## Requirements
Write out the listing below without alteration, omitting its pictures.

— BEGIN Entries supplied —

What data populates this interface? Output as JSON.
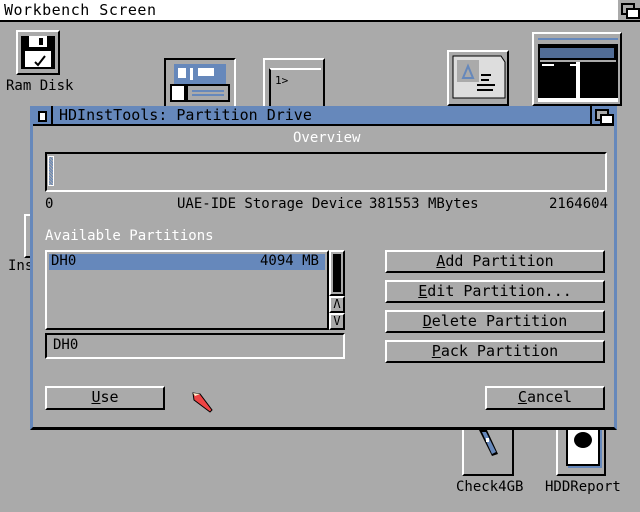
{
  "screen": {
    "title": "Workbench Screen"
  },
  "desktop_icons": [
    {
      "name": "ram-disk",
      "label": "Ram Disk"
    },
    {
      "name": "partially-hidden",
      "label": "Ins"
    },
    {
      "name": "check4gb",
      "label": "Check4GB"
    },
    {
      "name": "hddreport",
      "label": "HDDReport"
    }
  ],
  "window": {
    "title": "HDInstTools: Partition Drive",
    "overview": {
      "label": "Overview",
      "start_value": "0",
      "device_name": "UAE-IDE Storage Device",
      "device_size": "381553 MBytes",
      "end_value": "2164604"
    },
    "partitions": {
      "label": "Available Partitions",
      "items": [
        {
          "name": "DH0",
          "size": "4094 MB",
          "selected": true
        }
      ],
      "name_field_value": "DH0"
    },
    "buttons": {
      "add": {
        "hotkey": "A",
        "rest": "dd Partition"
      },
      "edit": {
        "hotkey": "E",
        "rest": "dit Partition..."
      },
      "delete": {
        "hotkey": "D",
        "rest": "elete Partition"
      },
      "pack": {
        "hotkey": "P",
        "rest": "ack Partition"
      },
      "use": {
        "hotkey": "U",
        "rest": "se"
      },
      "cancel": {
        "hotkey": "C",
        "rest": "ancel"
      }
    }
  },
  "colors": {
    "accent": "#6688bb",
    "background": "#aaaaaa",
    "pointer": "#ee4444"
  }
}
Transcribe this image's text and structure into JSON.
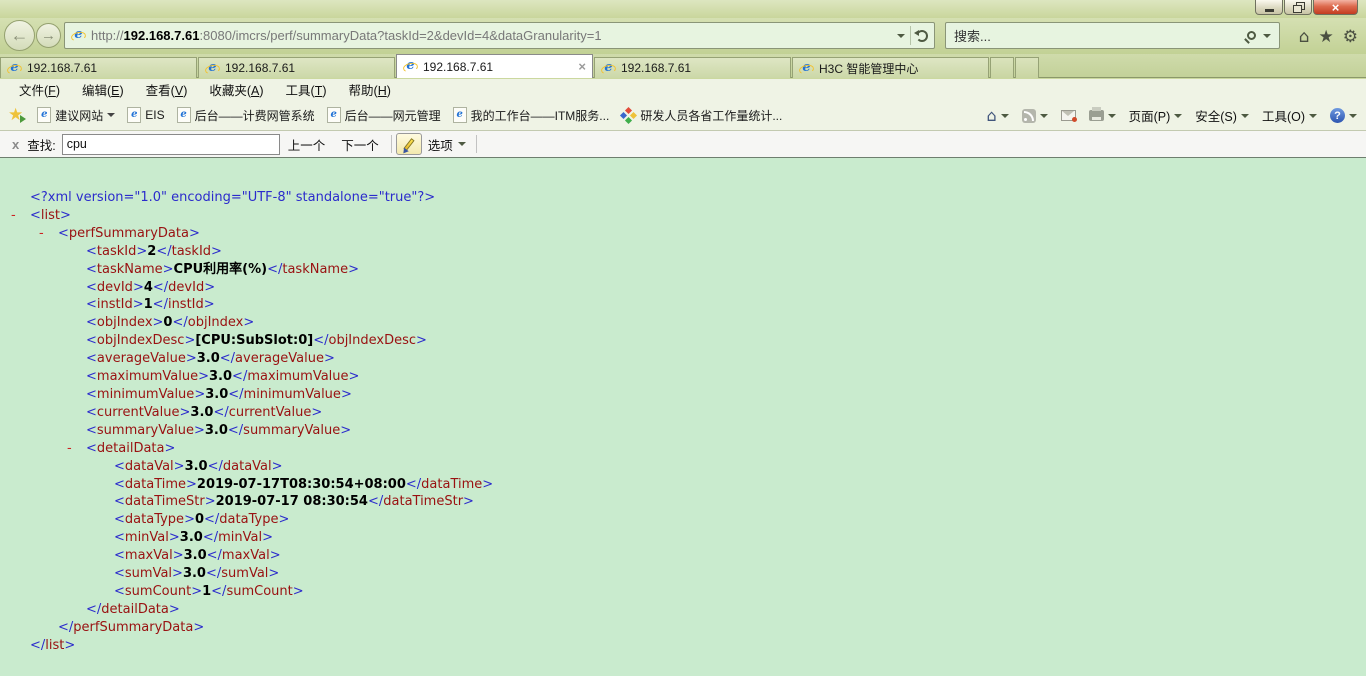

— END Entries supplied —

## Output of the task
What data populates this interface? Output as JSON.
{
  "screen": {
    "title": "Workbench Screen"
  },
  "desktop_icons": [
    {
      "name": "ram-disk",
      "label": "Ram Disk"
    },
    {
      "name": "partially-hidden",
      "label": "Ins"
    },
    {
      "name": "check4gb",
      "label": "Check4GB"
    },
    {
      "name": "hddreport",
      "label": "HDDReport"
    }
  ],
  "window": {
    "title": "HDInstTools: Partition Drive",
    "overview": {
      "label": "Overview",
      "start_value": "0",
      "device_name": "UAE-IDE Storage Device",
      "device_size": "381553 MBytes",
      "end_value": "2164604"
    },
    "partitions": {
      "label": "Available Partitions",
      "items": [
        {
          "name": "DH0",
          "size": "4094 MB",
          "selected": true
        }
      ],
      "name_field_value": "DH0"
    },
    "buttons": {
      "add": {
        "hotkey": "A",
        "rest": "dd Partition"
      },
      "edit": {
        "hotkey": "E",
        "rest": "dit Partition..."
      },
      "delete": {
        "hotkey": "D",
        "rest": "elete Partition"
      },
      "pack": {
        "hotkey": "P",
        "rest": "ack Partition"
      },
      "use": {
        "hotkey": "U",
        "rest": "se"
      },
      "cancel": {
        "hotkey": "C",
        "rest": "ancel"
      }
    }
  },
  "colors": {
    "accent": "#6688bb",
    "background": "#aaaaaa",
    "pointer": "#ee4444"
  }
}
Transcribe this image's text and structure into JSON.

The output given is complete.